* **Supplied records**:
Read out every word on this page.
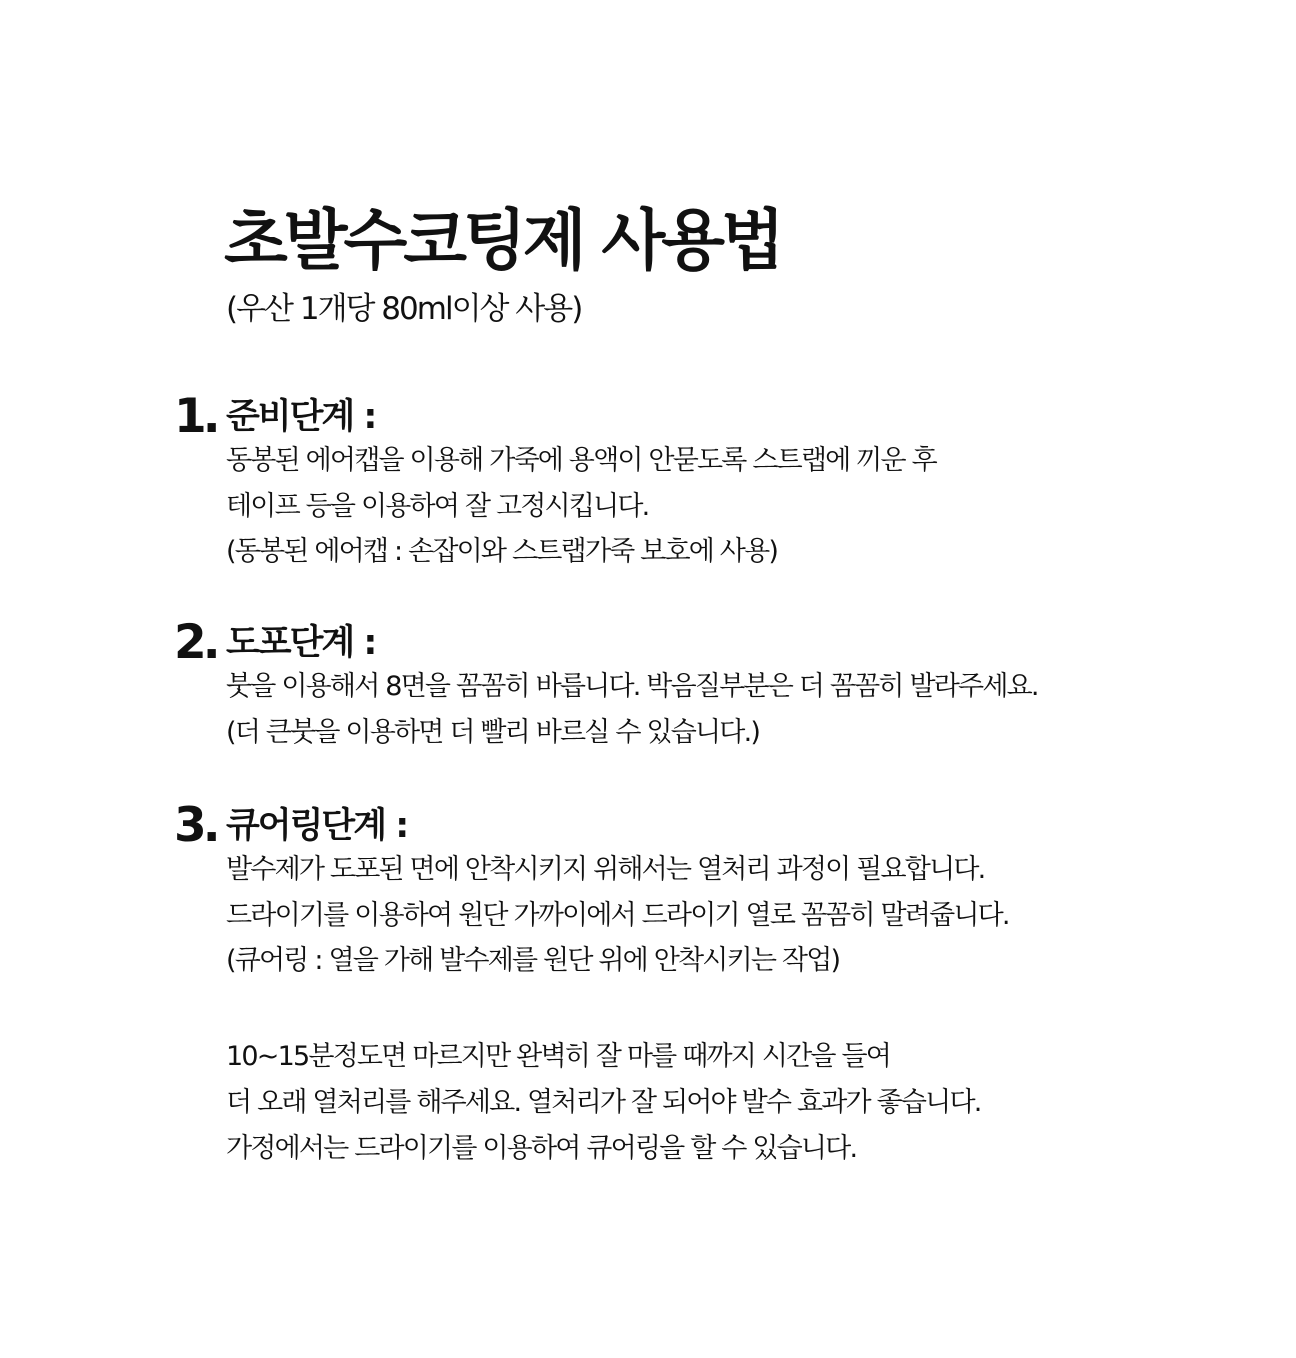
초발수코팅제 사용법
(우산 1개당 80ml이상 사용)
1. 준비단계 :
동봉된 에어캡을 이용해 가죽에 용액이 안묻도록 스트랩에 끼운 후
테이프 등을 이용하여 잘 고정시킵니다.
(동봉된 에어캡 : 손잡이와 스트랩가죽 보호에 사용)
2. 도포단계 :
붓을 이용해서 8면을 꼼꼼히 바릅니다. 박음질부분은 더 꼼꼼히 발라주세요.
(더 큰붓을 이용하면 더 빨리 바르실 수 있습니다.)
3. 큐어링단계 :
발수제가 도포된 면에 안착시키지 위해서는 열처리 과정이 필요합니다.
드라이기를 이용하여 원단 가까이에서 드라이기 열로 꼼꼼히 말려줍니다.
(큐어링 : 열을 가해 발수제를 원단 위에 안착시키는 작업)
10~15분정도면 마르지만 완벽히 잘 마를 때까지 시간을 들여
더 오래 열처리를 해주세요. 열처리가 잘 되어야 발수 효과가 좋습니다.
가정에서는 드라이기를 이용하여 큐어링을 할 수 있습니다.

...

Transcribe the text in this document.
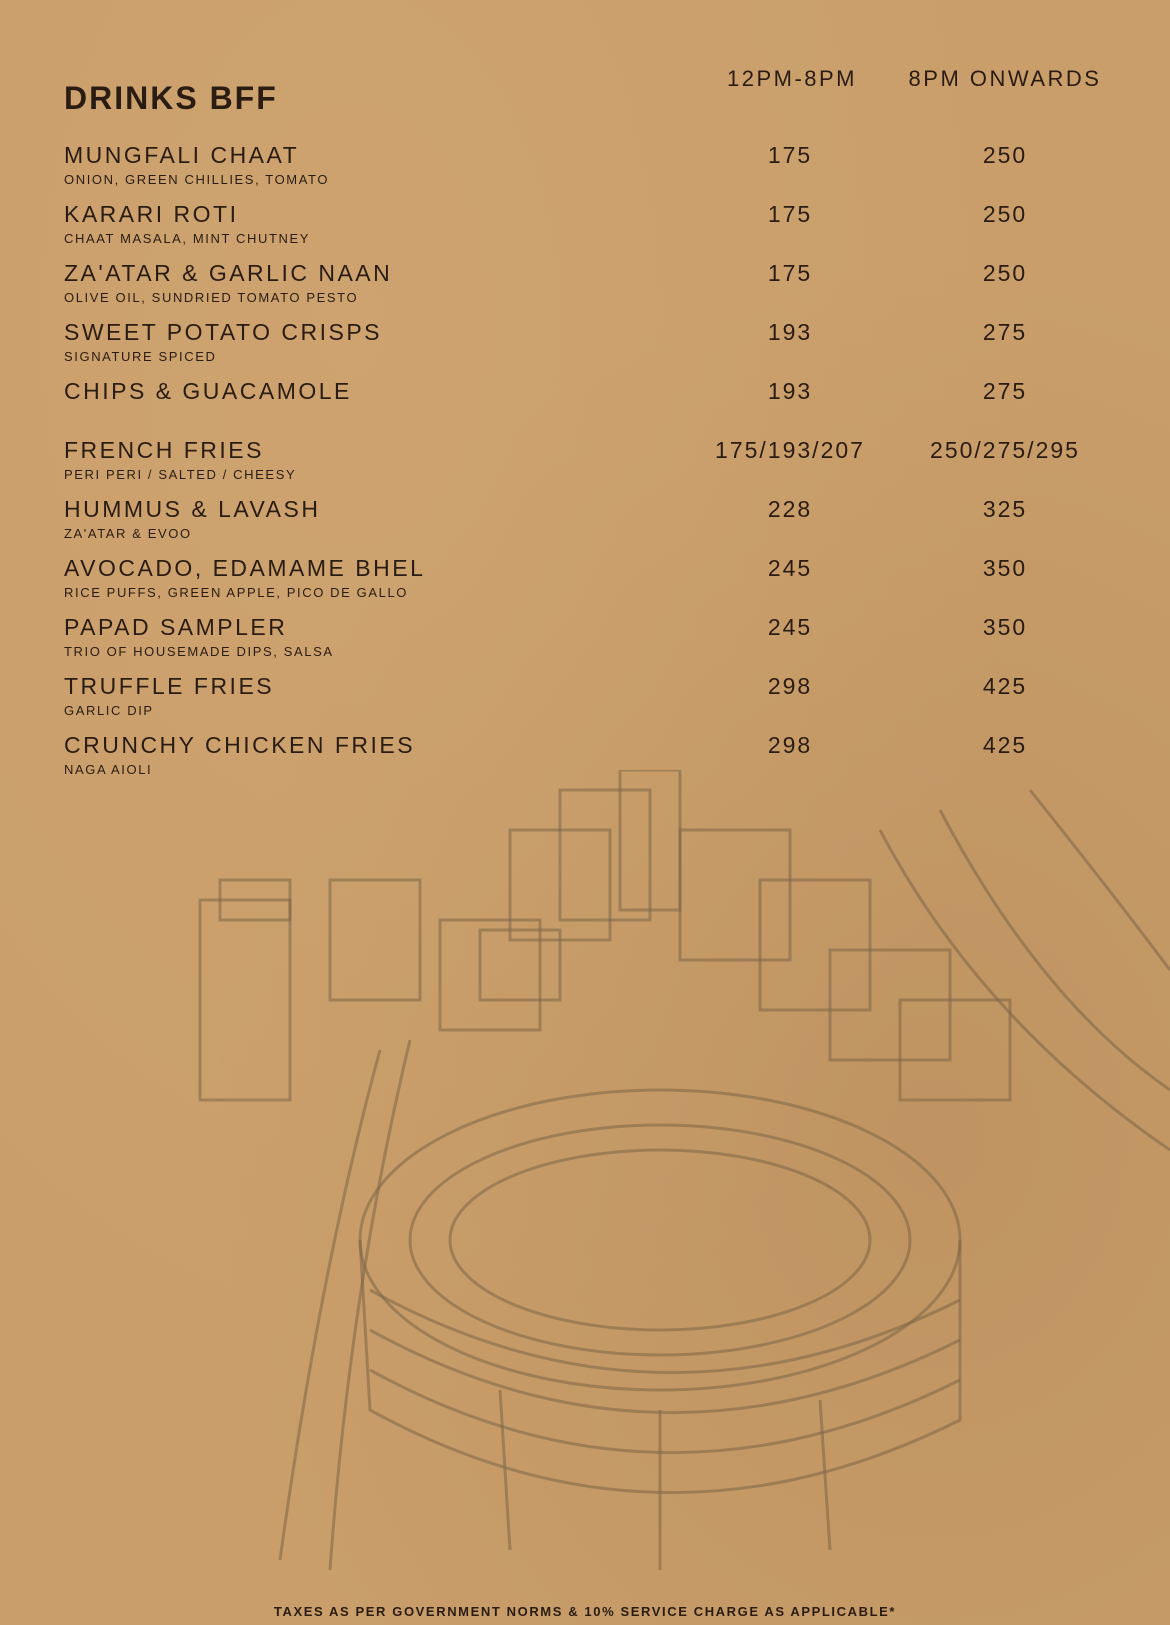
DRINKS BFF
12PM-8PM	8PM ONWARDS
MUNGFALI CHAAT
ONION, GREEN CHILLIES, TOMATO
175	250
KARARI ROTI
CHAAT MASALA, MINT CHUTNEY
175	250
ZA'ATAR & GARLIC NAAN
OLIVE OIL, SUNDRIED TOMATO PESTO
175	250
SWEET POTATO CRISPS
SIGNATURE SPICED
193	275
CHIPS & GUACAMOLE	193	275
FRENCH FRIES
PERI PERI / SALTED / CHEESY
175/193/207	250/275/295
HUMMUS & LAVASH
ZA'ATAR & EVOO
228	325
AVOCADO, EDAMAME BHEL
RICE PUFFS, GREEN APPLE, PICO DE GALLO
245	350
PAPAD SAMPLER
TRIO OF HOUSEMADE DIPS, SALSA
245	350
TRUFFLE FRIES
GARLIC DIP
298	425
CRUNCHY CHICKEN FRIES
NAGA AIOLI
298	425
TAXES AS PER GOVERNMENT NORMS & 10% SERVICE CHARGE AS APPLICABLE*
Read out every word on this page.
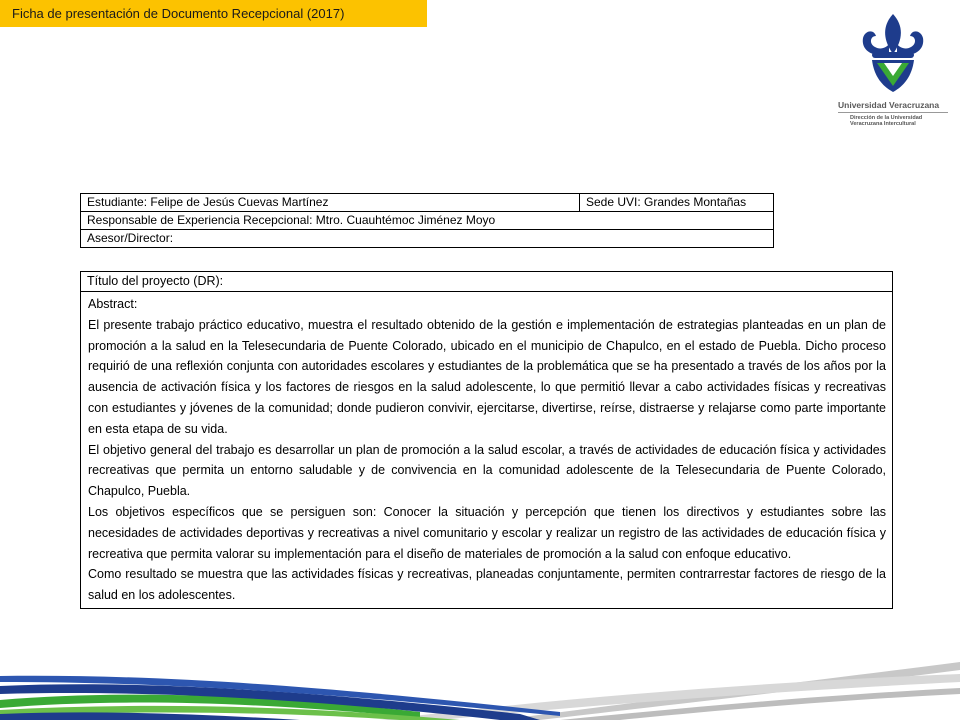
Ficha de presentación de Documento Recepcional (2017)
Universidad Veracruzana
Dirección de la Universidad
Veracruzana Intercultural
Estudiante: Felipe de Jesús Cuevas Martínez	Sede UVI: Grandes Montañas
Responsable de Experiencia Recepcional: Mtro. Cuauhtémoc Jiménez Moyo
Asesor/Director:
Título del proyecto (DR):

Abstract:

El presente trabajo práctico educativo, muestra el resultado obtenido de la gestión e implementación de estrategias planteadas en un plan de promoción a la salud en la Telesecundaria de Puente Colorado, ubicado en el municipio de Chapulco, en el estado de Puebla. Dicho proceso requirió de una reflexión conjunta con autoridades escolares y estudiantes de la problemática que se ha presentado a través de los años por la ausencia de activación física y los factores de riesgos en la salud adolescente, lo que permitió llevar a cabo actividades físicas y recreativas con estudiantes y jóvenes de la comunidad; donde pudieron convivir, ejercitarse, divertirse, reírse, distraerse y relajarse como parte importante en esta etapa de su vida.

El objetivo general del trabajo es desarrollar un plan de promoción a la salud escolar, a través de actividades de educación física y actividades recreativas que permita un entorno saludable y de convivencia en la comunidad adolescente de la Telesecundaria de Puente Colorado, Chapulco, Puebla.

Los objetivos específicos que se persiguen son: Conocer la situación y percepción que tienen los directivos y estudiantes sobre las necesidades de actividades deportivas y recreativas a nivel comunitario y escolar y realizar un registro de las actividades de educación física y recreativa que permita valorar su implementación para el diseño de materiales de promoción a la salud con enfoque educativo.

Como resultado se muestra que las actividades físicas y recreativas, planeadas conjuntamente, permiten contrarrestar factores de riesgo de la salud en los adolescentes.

* **Problem description**:
Show all lines in the entries above where the word "FRIES" appears.

* **Reply to the task**:
FRENCH FRIES
TRUFFLE FRIES
CRUNCHY CHICKEN FRIES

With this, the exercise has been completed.